WRITING A NOVEL IN SEVEN DAYS

Chapter Ten: Day Seven

The Challenge is Simple.

Day One: 3,000 words.

And then each day after that add 1,000 words to the amount needed. Seven days, if my math is right, I will have a 42,000 word novel.

3,000… 4,000… 5,000… 6,000… 7,000… 8,000… 9,000 words.

7 Days.

Day Seven (9,000 word day)

Got the book done!!!!

The goal today was at 9,000 words and needed to be the focus of my day because I had no idea how many words I would actually need to end this book. I had 3,000 words in the bank, so that helped the worry some.

Counting 3,000 words for Day On, 4,000 words for Day Two, 5,000 words for Day Three, 6,000 words for Day Four, 7,000 words for Day Five, 8,000 words for Day Six, and 9,000 words for Day Seven, I needed to be at 42,000 words or beyond to hit the challenge.

Hit that solidly. The novel came in at 43,050 words.

Seven Day Novel Challenge Hit!!!

--------------------------------

▶ _WRITTEN EXERCISE 1_
Quote the seven-day novel challenge piece between "The Challenge is" and "42,000 word novel.", inclusive.
▶ _WRITTEN EXERCISE 2_
Continue the seven-day novel challenge piece from its last line.

--------------------------------

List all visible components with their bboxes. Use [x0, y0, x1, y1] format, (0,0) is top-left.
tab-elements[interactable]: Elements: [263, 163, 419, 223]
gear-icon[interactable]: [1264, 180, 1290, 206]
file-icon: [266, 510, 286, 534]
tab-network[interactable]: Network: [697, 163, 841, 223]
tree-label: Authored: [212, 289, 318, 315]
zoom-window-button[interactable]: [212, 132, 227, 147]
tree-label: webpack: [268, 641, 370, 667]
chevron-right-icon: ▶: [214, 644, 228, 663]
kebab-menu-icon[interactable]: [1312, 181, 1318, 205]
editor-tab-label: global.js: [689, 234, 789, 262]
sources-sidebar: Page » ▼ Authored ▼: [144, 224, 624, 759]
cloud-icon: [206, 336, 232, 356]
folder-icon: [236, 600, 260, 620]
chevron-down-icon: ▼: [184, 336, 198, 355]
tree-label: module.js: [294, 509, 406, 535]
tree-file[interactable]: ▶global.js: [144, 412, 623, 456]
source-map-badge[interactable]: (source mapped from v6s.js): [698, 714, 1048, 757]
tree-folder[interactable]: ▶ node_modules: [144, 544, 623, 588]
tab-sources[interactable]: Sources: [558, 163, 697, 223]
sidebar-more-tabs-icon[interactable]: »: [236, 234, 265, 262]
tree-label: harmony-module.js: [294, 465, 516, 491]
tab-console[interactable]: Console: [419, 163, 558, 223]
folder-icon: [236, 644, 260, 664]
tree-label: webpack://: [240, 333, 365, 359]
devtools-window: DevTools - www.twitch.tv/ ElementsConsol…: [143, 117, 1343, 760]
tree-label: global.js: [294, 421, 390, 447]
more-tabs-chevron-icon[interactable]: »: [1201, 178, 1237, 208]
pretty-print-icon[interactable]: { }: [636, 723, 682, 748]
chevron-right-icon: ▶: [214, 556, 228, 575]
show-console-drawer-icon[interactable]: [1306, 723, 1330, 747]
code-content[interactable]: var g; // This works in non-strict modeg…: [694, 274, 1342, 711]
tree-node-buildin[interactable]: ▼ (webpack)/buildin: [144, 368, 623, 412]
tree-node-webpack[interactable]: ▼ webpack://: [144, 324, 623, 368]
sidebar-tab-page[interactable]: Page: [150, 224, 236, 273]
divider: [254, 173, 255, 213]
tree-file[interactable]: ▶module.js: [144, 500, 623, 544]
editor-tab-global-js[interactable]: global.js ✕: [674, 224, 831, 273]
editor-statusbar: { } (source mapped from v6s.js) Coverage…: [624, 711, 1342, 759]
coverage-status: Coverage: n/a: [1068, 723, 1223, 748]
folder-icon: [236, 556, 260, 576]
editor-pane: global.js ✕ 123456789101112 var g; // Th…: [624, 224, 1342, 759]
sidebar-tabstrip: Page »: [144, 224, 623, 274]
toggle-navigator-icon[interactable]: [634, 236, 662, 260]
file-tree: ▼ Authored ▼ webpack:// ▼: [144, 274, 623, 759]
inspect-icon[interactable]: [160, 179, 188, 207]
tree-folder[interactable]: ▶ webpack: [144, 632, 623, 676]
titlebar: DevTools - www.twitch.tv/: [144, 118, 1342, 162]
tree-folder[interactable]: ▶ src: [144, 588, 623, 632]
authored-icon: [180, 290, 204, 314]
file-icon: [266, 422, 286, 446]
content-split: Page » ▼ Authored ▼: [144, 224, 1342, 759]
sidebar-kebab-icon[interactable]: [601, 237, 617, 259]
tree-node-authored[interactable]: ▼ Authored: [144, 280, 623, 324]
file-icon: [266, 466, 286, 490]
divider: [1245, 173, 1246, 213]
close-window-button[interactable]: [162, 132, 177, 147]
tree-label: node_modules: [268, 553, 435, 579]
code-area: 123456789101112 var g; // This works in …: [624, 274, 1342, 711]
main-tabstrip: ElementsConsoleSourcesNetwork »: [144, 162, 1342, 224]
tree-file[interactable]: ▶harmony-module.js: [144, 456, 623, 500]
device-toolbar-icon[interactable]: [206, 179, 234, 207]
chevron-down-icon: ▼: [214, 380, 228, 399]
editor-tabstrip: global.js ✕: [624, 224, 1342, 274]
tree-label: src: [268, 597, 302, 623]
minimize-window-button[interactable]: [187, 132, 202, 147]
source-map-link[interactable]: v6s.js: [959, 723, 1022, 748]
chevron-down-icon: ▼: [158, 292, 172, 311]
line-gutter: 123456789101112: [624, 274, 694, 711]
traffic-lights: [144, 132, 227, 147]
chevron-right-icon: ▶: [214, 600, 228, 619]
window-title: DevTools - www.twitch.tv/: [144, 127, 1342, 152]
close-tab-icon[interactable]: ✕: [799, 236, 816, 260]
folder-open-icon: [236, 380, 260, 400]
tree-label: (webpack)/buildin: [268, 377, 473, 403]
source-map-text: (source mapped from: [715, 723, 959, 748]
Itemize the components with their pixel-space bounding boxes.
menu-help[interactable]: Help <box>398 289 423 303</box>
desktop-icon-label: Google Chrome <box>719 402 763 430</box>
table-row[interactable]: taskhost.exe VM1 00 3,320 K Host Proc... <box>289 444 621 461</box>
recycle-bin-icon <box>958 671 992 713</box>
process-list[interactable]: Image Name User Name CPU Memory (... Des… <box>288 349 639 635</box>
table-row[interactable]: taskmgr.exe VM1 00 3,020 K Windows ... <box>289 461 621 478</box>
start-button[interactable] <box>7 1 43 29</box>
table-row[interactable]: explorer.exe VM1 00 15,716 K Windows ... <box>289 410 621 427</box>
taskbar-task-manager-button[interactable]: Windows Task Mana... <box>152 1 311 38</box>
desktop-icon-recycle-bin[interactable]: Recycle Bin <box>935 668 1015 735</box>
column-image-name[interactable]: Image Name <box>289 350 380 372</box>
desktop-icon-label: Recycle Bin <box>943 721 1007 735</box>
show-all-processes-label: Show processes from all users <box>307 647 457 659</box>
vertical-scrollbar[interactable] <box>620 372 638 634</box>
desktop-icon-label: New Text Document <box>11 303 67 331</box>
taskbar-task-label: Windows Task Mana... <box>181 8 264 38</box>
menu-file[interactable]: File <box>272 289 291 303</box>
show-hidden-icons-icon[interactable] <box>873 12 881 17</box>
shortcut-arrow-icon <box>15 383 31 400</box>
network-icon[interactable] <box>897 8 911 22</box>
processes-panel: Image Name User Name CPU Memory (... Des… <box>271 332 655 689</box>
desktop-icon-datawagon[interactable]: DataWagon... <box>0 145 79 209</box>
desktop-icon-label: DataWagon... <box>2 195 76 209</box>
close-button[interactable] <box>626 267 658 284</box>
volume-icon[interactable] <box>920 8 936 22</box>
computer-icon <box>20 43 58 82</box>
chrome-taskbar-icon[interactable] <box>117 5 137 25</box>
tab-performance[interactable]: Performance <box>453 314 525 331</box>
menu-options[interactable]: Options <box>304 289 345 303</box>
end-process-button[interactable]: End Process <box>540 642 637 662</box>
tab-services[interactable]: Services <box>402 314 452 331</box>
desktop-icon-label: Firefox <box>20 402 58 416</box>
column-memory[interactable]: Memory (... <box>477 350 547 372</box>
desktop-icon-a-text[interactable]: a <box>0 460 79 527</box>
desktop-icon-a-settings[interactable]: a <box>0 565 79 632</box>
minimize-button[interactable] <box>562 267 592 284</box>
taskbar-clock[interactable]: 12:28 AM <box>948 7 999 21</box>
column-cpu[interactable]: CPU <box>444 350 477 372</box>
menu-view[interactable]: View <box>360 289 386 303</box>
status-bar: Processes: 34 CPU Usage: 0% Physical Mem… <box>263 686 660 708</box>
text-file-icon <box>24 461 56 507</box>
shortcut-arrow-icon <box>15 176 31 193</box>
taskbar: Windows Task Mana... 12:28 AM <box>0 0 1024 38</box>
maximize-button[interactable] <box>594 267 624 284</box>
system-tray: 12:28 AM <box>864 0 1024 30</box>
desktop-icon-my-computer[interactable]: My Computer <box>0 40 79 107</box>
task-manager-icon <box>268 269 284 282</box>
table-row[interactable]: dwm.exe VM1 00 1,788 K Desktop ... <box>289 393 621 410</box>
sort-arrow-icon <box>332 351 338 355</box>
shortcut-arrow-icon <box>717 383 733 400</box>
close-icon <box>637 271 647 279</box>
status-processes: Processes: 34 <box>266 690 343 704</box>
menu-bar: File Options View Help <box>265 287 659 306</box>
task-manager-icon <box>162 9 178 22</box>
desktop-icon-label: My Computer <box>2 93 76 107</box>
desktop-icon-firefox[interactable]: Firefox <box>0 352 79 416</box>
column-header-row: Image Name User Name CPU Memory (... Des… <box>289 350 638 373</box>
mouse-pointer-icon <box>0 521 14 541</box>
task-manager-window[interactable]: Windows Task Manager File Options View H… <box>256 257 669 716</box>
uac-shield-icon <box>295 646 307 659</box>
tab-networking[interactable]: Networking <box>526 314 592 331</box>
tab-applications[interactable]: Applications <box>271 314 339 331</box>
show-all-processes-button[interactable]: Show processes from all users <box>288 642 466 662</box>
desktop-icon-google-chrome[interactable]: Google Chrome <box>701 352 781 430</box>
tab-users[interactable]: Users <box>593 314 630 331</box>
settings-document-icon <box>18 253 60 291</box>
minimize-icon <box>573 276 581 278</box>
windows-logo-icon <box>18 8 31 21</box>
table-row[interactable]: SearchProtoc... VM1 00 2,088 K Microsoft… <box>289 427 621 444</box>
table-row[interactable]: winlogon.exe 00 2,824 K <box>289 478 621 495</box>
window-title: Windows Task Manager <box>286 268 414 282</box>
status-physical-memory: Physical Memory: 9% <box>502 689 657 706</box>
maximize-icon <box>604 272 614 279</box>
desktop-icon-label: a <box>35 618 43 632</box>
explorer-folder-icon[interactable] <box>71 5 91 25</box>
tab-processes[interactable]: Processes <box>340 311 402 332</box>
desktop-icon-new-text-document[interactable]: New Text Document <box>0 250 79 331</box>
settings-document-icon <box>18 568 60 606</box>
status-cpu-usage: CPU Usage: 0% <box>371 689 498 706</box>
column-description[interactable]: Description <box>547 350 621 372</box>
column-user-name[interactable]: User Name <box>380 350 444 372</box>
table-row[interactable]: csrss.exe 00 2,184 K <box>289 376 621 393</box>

--------------------------------

▶ _EXERCISE RESULT 1_
The Challenge is Simple.

Day One: 3,000 words.

And then each day after that add 1,000 words to the amount needed. Seven days, if my math is right, I will have a 42,000 word novel.

▶ _EXERCISE RESULT 2_
The Day

Friday for me is normally an errand day. I got out of the house around 1:30 p.m. and ran errands all over the place including banks, mail, the WMG store, grocery store, you name it, I was there this afternoon.

Got to the office around 4:30 and worked there until just before 5:30 p.m. before heading home.

I did some e-mail and other things quickly, then by 6:00 I got started writing on the novel The Idanha Hotel: A Thunder Mountain Novel.

First Session:

6:00 p.m. I started and managed 700 words  in thirty minutes before taking a very short break.

Second Session:

Back in here around 6:45 p.m. and managed 900 words in another 45 minutes.

Sun was out and I had to block the sun coming into my office, but managed to make it work. Book was going slow at this point because I honestly had no idea exactly where it was going or how it would end.

I also decided to take a nap at his point and then dinner and some television. So slower than last night.

Third Session:

Got back in here around 9:30 p.m. and managed 1,100 more words by 10:15 p.m.

Fourth Session:

10:30 p.m. until 11:30 p.m. I got 1,200 words more.

Stopped to watch some television at that point. Yes, even on a 9,000 word last day I stopped and watched some television.

Fifth Session:

1 a.m. until until 2 a.m. I got in 1,100 words.

Book is back picking up speed at this point and I know the ending now.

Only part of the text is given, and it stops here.